• Excerpt provided:
═══
A New Hybrid Technique for Data Encryption - IEEE Xplore Digital ...

Proceedings of 2015 Global Conference on Communication Technologies(GCCT 2015)

A New Hybrid Technique for Data Encryption Md.Atiullah Khan1, Kailash Kr.Mishra1, N.Santhi2, J.Jayakumari2 1

Student IEEE Member, Department of ECE, Noorul Islam University, Kumaracoil, Tamil Nadu, India

2

Department of Electronics and Communication Engineering, Noorul Islam University, Kumaracoil, Tamil Nadu, India

Abstract: Data encryption has been widely applied in many data processing areas. Various encryption algorithms have been developed for processing text documents, images, video, etc. If we are able to collaborate the advantages of the different existing encryption methods, then a new hybrid encryption method can be developed which offers better security and protection. So, in order to accomplish the Hybrid encryption technique, data encryption techniques using Fibonacci series, XOR logic, PN sequence are studied, analyzed and their performance is compared in this paper. The message is divided into three parts and these three different techniques are applied to these parts and the performance is again analyzed. The application of these three different methods to different parts of the same message along with two keys, namely, segmenting key and encrypting key to provide further authentication and validation is the basis of our paper.
═══
• Tasks for this exercise:
a) Decide whether each statement agrees with the abstract: (i) the message is split into three parts, (ii) the method relies on a single key, and (iii) XOR logic is among the techniques studied. Answer yes or no for each and quote the words from the abstract that settle it.
b) According to the abstract, what would a new hybrid encryption method offer if it combined the advantages of different existing methods?
The rows have no connection to the abstract.

• Provided records:
═══
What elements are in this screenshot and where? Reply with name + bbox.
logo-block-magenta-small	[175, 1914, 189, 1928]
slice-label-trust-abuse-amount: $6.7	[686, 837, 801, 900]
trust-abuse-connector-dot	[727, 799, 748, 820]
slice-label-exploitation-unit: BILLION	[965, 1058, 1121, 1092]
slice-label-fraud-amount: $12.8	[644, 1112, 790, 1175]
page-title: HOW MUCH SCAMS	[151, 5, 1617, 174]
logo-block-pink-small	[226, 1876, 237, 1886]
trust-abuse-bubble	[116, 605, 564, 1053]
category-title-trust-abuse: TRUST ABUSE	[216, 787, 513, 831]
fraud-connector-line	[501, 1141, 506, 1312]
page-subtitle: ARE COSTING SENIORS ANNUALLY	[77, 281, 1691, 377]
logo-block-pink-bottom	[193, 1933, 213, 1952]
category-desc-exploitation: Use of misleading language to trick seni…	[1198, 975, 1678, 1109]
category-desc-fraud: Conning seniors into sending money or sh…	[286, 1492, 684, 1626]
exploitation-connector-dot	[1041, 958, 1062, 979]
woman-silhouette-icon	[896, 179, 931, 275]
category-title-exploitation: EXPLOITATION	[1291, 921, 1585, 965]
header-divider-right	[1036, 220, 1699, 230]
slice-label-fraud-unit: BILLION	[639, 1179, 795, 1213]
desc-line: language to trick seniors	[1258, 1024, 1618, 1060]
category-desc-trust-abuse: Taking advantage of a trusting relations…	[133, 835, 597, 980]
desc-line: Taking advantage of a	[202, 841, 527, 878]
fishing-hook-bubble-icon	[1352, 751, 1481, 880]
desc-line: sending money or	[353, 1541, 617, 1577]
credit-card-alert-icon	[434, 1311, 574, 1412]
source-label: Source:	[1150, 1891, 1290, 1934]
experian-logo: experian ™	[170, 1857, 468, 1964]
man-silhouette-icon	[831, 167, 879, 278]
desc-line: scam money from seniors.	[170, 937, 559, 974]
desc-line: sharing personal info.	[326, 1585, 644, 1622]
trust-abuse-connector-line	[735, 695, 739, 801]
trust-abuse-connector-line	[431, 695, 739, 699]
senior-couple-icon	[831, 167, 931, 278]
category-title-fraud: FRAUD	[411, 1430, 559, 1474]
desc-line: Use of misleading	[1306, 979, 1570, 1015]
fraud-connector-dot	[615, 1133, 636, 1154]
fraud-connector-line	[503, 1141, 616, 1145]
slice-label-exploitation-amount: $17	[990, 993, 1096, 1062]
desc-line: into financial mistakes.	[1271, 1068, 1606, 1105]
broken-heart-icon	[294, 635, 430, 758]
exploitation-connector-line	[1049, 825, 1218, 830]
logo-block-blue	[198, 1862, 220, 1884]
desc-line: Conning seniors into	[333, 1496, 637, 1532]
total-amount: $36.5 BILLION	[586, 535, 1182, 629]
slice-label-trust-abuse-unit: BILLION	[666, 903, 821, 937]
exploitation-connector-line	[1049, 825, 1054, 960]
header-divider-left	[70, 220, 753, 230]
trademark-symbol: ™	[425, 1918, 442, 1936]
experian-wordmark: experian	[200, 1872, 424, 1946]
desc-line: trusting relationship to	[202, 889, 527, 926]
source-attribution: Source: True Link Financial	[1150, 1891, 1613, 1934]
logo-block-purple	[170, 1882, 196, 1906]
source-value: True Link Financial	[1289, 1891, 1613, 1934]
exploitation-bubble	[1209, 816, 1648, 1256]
═══
• Results for each task:
a)
(i) Yes: "The message is divided into three parts"
(ii) No: "along with two keys, namely, segmenting key and encrypting key"
(iii) Yes: "data encryption techniques using Fibonacci series, XOR logic, PN sequence are studied"

b) It would offer better security and protection.